TASK OBJECTIVE:
Could you copy every line from the material below in which "Large" appears?

* * *

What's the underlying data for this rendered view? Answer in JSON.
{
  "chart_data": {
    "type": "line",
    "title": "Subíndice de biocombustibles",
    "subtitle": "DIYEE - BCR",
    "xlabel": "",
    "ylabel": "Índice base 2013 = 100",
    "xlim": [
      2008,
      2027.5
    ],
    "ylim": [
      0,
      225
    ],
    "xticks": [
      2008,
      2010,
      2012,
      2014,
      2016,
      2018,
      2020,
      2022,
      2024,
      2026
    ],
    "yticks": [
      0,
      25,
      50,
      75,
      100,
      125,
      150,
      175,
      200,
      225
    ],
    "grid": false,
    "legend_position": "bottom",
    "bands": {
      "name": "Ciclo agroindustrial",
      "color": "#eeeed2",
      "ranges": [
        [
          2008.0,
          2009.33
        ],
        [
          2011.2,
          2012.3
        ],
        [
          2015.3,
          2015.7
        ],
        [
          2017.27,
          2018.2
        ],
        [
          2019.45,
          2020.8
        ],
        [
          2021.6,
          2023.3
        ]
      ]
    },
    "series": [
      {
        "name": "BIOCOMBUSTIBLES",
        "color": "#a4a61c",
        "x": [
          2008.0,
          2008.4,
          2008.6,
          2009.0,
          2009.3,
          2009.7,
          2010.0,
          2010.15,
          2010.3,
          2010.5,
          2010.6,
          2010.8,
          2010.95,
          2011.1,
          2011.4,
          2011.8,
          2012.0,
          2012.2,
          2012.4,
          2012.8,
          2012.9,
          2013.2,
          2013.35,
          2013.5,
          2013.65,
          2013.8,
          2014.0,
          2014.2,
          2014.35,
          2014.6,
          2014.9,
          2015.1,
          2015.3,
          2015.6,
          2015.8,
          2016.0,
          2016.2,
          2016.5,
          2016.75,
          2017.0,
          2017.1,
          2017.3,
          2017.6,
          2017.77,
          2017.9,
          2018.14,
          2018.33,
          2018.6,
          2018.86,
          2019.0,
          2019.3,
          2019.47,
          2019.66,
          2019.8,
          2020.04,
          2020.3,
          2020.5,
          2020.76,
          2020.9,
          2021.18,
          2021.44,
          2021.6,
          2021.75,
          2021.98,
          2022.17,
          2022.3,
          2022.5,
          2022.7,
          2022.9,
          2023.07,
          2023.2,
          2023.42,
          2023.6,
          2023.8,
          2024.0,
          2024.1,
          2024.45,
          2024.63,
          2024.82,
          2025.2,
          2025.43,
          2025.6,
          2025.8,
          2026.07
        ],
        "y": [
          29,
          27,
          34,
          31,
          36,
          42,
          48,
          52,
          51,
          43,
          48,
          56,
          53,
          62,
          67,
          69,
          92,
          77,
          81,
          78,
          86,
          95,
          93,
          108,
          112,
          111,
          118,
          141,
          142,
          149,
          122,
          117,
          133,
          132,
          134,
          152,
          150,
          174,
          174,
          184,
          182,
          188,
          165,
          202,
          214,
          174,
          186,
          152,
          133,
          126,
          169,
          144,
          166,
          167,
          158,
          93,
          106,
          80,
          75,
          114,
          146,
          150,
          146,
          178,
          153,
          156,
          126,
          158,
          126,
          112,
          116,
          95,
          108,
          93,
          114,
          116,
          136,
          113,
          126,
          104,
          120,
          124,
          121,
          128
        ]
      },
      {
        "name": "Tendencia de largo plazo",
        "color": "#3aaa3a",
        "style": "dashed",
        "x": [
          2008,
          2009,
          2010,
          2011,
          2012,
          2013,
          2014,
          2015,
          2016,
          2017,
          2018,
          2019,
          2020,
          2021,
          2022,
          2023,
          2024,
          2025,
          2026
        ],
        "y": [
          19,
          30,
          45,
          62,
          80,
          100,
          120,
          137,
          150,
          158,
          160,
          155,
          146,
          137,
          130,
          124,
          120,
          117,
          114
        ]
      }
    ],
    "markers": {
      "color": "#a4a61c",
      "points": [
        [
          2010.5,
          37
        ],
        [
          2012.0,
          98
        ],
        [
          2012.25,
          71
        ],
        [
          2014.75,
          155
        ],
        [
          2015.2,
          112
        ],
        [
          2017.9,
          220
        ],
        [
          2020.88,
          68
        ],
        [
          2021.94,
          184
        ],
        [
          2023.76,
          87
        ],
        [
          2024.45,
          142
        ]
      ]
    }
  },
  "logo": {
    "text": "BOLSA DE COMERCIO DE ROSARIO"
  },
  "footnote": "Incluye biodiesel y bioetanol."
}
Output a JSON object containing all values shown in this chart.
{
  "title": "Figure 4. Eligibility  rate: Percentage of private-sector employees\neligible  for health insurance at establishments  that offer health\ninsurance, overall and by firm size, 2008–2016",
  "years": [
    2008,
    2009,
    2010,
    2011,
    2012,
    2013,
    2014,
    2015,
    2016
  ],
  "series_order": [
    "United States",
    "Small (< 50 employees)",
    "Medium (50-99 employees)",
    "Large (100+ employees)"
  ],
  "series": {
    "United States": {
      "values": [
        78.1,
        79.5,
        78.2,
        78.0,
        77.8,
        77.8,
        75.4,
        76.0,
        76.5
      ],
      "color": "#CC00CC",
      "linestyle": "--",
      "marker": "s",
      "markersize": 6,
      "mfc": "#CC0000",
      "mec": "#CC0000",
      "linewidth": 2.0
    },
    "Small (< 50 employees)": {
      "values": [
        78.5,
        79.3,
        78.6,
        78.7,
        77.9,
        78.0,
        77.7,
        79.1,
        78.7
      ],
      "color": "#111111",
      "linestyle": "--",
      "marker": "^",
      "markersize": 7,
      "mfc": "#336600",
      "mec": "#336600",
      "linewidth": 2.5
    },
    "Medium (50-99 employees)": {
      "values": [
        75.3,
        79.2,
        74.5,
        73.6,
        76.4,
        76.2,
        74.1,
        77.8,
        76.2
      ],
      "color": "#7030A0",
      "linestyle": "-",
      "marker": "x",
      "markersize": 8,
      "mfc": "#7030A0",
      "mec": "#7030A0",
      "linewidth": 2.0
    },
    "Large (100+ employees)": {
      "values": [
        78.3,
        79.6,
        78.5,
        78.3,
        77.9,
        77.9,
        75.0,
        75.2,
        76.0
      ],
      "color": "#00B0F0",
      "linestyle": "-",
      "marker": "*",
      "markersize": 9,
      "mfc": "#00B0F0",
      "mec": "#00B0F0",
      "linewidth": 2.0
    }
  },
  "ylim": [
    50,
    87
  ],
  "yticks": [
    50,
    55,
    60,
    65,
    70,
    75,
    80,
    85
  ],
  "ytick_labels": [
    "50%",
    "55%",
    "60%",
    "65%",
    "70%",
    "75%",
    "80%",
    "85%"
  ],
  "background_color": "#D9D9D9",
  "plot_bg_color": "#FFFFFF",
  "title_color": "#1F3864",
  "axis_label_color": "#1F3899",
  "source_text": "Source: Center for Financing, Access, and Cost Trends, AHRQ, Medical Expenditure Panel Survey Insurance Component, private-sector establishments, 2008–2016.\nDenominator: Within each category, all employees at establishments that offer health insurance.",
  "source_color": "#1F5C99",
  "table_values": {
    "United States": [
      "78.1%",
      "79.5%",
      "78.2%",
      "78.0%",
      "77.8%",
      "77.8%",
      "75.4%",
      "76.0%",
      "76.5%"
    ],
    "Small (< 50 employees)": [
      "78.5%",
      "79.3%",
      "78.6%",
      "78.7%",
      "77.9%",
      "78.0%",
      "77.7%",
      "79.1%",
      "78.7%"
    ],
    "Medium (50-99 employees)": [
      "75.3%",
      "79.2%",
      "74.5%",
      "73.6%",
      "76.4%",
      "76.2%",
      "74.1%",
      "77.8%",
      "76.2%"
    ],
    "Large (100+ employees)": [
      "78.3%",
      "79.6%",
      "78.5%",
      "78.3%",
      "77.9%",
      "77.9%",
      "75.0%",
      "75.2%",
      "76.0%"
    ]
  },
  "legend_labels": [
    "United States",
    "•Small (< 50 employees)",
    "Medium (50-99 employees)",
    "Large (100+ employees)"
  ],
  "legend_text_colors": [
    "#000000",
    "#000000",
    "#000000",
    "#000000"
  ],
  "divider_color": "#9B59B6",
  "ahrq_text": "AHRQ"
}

* * *

TASK RESPONSE:
    "Large (100+ employees)"
    "Large (100+ employees)": {
    "Large (100+ employees)": [
    "Large (100+ employees)"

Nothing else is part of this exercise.